Task directions: Provide an exact transcription of all the records.

Entries provided:
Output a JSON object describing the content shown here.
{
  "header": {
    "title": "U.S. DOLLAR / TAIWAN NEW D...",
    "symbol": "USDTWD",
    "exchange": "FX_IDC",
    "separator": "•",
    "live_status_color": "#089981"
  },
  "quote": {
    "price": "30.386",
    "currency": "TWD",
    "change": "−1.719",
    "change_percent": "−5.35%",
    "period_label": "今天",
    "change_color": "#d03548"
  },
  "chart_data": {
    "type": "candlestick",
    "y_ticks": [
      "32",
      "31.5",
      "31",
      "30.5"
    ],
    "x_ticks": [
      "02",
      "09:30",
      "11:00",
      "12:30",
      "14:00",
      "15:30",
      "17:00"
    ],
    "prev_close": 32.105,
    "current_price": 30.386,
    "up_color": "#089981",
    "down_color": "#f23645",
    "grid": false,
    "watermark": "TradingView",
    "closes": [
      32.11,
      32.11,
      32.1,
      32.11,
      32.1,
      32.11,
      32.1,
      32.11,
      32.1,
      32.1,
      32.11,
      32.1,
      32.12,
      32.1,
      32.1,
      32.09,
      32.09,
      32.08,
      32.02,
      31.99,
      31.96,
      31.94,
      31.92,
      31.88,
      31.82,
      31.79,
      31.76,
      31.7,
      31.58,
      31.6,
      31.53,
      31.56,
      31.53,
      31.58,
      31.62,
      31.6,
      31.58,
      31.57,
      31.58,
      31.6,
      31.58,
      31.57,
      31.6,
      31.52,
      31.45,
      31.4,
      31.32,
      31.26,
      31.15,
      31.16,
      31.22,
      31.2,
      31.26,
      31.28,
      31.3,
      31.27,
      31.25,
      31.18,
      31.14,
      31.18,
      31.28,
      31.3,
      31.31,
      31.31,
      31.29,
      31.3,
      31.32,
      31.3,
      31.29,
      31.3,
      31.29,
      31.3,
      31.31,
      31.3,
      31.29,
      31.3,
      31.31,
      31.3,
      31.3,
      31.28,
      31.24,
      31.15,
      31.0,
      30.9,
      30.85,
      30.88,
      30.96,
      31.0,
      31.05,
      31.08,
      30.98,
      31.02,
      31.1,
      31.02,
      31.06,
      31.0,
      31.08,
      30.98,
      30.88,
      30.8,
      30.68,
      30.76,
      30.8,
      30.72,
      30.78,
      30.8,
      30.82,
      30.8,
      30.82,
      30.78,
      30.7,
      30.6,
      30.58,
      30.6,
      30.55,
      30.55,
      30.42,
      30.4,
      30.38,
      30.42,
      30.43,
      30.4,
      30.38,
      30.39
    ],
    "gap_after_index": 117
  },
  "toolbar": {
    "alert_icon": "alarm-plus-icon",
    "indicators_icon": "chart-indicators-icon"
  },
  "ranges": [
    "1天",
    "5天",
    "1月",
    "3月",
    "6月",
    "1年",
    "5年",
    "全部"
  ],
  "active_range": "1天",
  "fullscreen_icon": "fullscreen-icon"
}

Exercise result:
Output a JSON object describing the content shown here.
{
  "header": {
    "title": "U.S. DOLLAR / TAIWAN NEW D...",
    "symbol": "USDTWD",
    "exchange": "FX_IDC",
    "separator": "•",
    "live_status_color": "#089981"
  },
  "quote": {
    "price": "30.386",
    "currency": "TWD",
    "change": "−1.719",
    "change_percent": "−5.35%",
    "period_label": "今天",
    "change_color": "#d03548"
  },
  "chart_data": {
    "type": "candlestick",
    "y_ticks": [
      "32",
      "31.5",
      "31",
      "30.5"
    ],
    "x_ticks": [
      "02",
      "09:30",
      "11:00",
      "12:30",
      "14:00",
      "15:30",
      "17:00"
    ],
    "prev_close": 32.105,
    "current_price": 30.386,
    "up_color": "#089981",
    "down_color": "#f23645",
    "grid": false,
    "watermark": "TradingView",
    "closes": [
      32.11,
      32.11,
      32.1,
      32.11,
      32.1,
      32.11,
      32.1,
      32.11,
      32.1,
      32.1,
      32.11,
      32.1,
      32.12,
      32.1,
      32.1,
      32.09,
      32.09,
      32.08,
      32.02,
      31.99,
      31.96,
      31.94,
      31.92,
      31.88,
      31.82,
      31.79,
      31.76,
      31.7,
      31.58,
      31.6,
      31.53,
      31.56,
      31.53,
      31.58,
      31.62,
      31.6,
      31.58,
      31.57,
      31.58,
      31.6,
      31.58,
      31.57,
      31.6,
      31.52,
      31.45,
      31.4,
      31.32,
      31.26,
      31.15,
      31.16,
      31.22,
      31.2,
      31.26,
      31.28,
      31.3,
      31.27,
      31.25,
      31.18,
      31.14,
      31.18,
      31.28,
      31.3,
      31.31,
      31.31,
      31.29,
      31.3,
      31.32,
      31.3,
      31.29,
      31.3,
      31.29,
      31.3,
      31.31,
      31.3,
      31.29,
      31.3,
      31.31,
      31.3,
      31.3,
      31.28,
      31.24,
      31.15,
      31.0,
      30.9,
      30.85,
      30.88,
      30.96,
      31.0,
      31.05,
      31.08,
      30.98,
      31.02,
      31.1,
      31.02,
      31.06,
      31.0,
      31.08,
      30.98,
      30.88,
      30.8,
      30.68,
      30.76,
      30.8,
      30.72,
      30.78,
      30.8,
      30.82,
      30.8,
      30.82,
      30.78,
      30.7,
      30.6,
      30.58,
      30.6,
      30.55,
      30.55,
      30.42,
      30.4,
      30.38,
      30.42,
      30.43,
      30.4,
      30.38,
      30.39
    ],
    "gap_after_index": 117
  },
  "toolbar": {
    "alert_icon": "alarm-plus-icon",
    "indicators_icon": "chart-indicators-icon"
  },
  "ranges": [
    "1天",
    "5天",
    "1月",
    "3月",
    "6月",
    "1年",
    "5年",
    "全部"
  ],
  "active_range": "1天",
  "fullscreen_icon": "fullscreen-icon"
}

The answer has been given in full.